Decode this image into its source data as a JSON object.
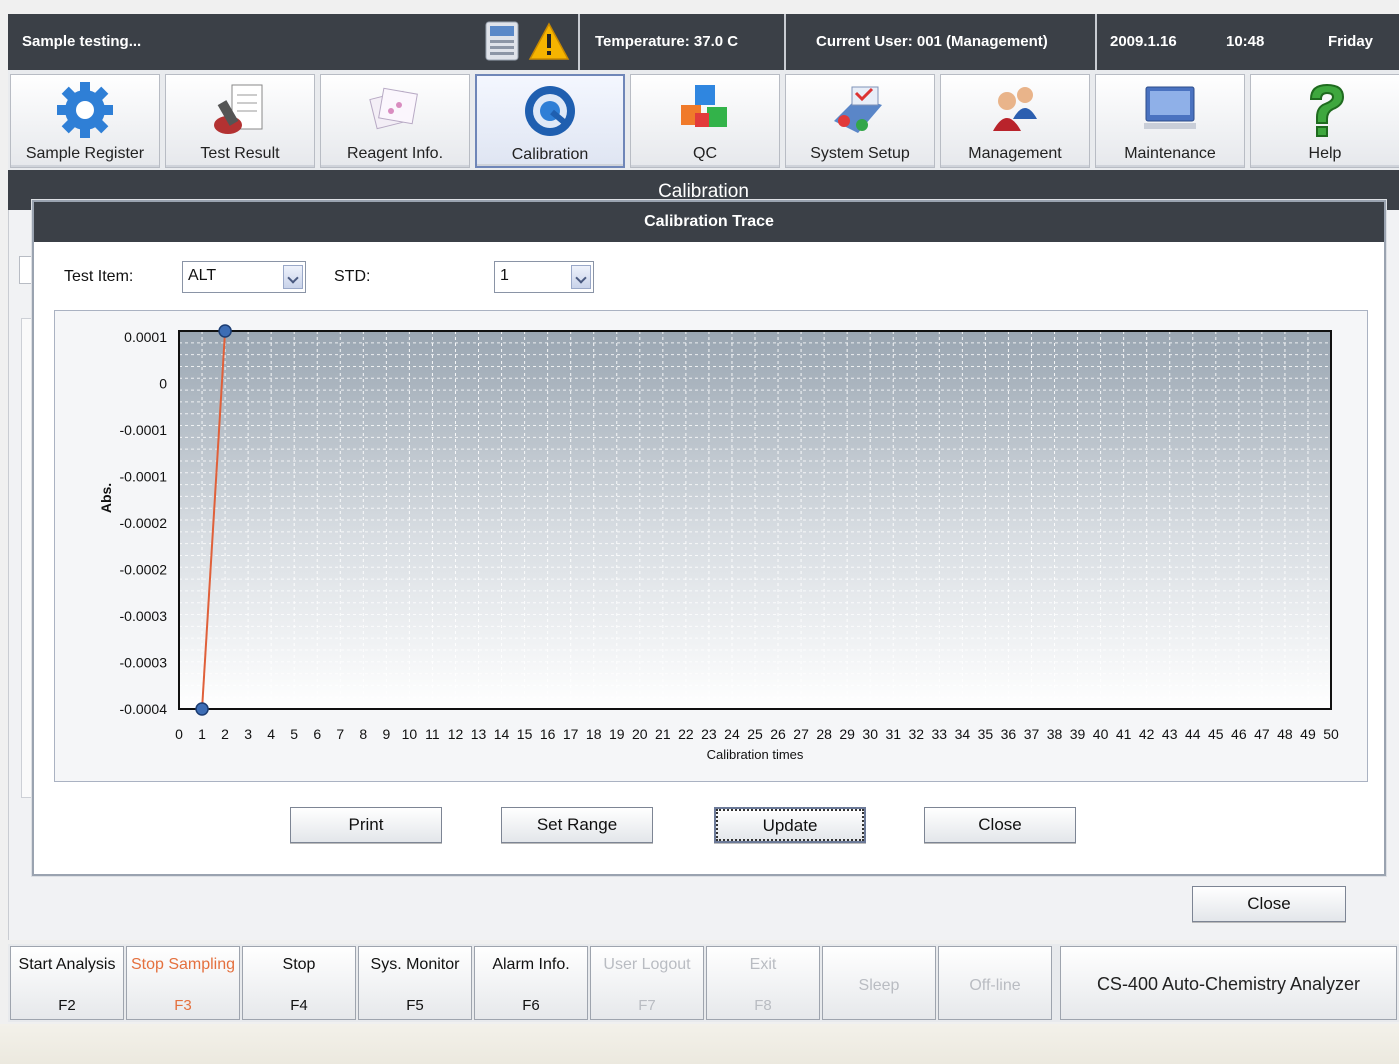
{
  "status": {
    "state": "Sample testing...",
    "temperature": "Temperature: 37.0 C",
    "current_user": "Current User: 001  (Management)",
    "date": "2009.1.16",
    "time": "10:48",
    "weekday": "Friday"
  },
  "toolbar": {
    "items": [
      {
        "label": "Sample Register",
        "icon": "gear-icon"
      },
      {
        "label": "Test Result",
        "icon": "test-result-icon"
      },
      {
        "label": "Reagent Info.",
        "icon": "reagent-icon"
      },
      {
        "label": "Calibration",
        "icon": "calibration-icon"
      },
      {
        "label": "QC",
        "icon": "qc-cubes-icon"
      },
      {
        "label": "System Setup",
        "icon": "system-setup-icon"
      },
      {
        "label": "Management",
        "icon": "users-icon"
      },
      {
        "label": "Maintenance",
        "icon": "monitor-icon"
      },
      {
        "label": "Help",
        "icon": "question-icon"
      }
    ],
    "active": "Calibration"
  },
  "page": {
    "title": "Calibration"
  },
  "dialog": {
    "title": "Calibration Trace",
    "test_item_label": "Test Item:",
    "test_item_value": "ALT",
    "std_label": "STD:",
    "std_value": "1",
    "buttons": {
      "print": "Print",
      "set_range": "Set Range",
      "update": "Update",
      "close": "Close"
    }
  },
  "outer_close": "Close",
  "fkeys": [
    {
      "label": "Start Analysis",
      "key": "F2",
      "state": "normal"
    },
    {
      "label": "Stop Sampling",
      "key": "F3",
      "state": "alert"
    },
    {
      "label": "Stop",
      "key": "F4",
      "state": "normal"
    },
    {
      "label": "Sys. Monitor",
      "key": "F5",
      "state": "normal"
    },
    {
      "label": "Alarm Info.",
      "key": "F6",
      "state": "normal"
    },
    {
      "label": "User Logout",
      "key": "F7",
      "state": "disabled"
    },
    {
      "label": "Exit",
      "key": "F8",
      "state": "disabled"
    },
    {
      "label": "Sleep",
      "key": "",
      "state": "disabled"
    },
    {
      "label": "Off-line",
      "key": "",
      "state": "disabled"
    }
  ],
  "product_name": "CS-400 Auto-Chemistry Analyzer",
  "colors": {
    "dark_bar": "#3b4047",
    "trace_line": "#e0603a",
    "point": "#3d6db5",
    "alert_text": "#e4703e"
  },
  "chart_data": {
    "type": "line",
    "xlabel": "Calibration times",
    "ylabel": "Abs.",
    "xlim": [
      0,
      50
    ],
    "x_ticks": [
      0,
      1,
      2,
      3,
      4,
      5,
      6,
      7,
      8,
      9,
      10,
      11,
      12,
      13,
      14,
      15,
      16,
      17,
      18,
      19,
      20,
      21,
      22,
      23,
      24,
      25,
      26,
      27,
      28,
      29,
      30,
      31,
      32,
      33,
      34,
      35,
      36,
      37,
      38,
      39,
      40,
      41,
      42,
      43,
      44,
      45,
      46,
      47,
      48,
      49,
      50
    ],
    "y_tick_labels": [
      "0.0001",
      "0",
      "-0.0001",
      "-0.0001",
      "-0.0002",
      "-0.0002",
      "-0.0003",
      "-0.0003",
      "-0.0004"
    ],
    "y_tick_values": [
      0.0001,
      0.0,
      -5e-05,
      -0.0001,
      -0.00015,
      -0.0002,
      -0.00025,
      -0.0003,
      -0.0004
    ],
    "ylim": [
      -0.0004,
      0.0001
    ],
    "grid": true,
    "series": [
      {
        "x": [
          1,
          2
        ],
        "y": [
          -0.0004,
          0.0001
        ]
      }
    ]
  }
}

---*---

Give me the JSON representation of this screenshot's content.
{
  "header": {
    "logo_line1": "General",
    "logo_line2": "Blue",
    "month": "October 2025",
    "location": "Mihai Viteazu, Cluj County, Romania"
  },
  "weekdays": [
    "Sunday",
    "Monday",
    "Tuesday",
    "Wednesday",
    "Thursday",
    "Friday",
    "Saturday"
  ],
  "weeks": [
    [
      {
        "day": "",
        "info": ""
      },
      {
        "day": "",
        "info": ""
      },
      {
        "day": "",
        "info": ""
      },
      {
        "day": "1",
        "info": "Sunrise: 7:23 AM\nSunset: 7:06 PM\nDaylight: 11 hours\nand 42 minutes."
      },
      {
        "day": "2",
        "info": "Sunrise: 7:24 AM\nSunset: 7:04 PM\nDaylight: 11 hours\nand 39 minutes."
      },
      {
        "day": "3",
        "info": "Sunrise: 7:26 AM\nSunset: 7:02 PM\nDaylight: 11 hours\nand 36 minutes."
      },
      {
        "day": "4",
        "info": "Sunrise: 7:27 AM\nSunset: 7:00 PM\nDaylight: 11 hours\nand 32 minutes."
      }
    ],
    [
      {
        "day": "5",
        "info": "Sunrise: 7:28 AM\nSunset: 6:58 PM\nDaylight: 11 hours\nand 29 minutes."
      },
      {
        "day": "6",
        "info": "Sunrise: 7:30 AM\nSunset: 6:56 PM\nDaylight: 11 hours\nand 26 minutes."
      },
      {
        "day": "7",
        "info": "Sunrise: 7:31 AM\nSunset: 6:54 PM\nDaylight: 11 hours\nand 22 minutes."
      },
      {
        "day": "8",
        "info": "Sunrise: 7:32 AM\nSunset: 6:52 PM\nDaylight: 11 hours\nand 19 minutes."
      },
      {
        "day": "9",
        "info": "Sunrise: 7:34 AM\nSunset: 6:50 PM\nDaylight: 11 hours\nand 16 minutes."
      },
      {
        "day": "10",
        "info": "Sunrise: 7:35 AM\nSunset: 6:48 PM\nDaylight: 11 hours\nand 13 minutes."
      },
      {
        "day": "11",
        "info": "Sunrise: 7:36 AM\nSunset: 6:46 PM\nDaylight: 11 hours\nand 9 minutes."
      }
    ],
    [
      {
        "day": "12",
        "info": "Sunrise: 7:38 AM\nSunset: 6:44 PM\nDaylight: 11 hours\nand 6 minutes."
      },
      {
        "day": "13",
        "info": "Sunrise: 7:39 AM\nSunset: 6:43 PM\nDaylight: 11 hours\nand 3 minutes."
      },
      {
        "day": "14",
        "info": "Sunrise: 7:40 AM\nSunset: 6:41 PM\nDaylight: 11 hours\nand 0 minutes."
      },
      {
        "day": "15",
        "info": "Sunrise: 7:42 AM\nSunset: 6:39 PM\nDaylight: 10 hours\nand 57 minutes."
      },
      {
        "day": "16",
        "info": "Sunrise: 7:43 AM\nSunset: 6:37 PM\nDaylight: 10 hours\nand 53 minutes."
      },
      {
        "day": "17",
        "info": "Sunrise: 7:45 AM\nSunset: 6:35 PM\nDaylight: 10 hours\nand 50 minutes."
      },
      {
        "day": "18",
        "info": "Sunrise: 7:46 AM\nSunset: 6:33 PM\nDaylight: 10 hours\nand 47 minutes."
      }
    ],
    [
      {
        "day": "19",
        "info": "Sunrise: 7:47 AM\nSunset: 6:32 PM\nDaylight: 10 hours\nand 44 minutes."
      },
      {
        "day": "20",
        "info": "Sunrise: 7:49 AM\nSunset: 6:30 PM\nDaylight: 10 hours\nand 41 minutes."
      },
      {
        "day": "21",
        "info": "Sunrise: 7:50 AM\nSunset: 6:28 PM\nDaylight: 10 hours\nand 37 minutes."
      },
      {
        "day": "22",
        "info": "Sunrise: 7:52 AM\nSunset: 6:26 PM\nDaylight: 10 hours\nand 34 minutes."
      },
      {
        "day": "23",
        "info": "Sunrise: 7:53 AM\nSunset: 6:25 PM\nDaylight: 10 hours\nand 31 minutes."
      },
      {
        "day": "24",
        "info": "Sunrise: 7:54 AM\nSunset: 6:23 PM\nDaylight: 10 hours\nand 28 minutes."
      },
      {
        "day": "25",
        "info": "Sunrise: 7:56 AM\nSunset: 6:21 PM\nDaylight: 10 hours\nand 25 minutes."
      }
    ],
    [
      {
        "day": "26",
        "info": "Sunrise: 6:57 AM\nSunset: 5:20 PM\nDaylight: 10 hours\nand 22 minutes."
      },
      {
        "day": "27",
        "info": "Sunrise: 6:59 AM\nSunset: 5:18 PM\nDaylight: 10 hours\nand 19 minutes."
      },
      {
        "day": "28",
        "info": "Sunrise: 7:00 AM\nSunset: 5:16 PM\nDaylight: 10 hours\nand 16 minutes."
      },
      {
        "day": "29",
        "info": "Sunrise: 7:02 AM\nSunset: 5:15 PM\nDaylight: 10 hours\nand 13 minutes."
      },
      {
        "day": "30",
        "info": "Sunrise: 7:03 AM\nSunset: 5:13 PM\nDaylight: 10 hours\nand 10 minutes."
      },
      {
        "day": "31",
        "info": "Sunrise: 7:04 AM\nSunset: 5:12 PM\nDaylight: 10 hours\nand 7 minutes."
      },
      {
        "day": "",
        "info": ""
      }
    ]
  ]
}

---*---

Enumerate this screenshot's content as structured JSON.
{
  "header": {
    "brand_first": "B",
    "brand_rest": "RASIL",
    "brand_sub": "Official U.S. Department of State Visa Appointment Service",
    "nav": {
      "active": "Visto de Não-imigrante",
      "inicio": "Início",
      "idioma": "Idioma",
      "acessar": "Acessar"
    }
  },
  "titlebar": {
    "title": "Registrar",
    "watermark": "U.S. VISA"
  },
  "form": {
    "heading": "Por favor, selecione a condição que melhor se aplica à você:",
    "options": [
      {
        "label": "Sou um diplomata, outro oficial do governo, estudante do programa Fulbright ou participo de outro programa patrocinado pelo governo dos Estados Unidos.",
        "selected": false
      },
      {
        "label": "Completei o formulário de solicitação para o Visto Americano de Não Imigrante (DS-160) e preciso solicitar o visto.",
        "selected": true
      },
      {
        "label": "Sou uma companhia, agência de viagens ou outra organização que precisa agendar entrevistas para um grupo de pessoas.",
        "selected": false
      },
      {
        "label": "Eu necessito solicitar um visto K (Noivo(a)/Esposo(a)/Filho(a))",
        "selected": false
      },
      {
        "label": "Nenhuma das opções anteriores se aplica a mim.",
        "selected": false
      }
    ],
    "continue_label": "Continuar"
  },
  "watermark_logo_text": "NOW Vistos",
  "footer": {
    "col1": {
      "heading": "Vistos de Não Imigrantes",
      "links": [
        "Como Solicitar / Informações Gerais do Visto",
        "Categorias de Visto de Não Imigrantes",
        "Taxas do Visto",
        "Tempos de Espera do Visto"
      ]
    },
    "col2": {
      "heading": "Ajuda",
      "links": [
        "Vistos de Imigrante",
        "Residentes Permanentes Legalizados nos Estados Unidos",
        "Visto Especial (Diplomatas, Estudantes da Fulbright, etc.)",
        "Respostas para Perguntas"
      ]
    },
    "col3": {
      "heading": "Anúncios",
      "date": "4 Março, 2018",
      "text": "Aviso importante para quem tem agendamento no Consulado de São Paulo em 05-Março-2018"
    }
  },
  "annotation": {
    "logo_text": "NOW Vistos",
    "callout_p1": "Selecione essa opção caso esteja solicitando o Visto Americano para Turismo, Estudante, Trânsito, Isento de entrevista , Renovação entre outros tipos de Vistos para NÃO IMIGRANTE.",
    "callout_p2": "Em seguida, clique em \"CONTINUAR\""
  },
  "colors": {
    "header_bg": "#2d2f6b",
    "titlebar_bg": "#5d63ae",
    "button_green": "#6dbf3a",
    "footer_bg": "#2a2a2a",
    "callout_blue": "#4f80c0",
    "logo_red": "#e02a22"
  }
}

---*---

» **Short problem**
Copy out each line that contains the word "this".

» **Output of the exercise**
Decode this image into its source data as a JSON object.
Give me the JSON representation of this screenshot's content.
Enumerate this screenshot's content as structured JSON.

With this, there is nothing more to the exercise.